**WHAT THE TASK REQUIRES:** Are you able to quote each entry exactly as written?

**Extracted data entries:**

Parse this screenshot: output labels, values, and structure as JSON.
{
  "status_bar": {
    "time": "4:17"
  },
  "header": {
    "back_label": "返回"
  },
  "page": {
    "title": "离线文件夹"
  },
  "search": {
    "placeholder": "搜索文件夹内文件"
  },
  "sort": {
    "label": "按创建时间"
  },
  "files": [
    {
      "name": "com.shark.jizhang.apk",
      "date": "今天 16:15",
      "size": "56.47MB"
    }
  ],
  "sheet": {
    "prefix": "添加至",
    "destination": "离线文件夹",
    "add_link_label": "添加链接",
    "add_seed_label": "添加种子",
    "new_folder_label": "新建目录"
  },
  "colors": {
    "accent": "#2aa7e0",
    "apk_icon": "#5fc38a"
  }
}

**CORRECT OUTPUT:**
Parse this screenshot: output labels, values, and structure as JSON.
{
  "status_bar": {
    "time": "4:17"
  },
  "header": {
    "back_label": "返回"
  },
  "page": {
    "title": "离线文件夹"
  },
  "search": {
    "placeholder": "搜索文件夹内文件"
  },
  "sort": {
    "label": "按创建时间"
  },
  "files": [
    {
      "name": "com.shark.jizhang.apk",
      "date": "今天 16:15",
      "size": "56.47MB"
    }
  ],
  "sheet": {
    "prefix": "添加至",
    "destination": "离线文件夹",
    "add_link_label": "添加链接",
    "add_seed_label": "添加种子",
    "new_folder_label": "新建目录"
  },
  "colors": {
    "accent": "#2aa7e0",
    "apk_icon": "#5fc38a"
  }
}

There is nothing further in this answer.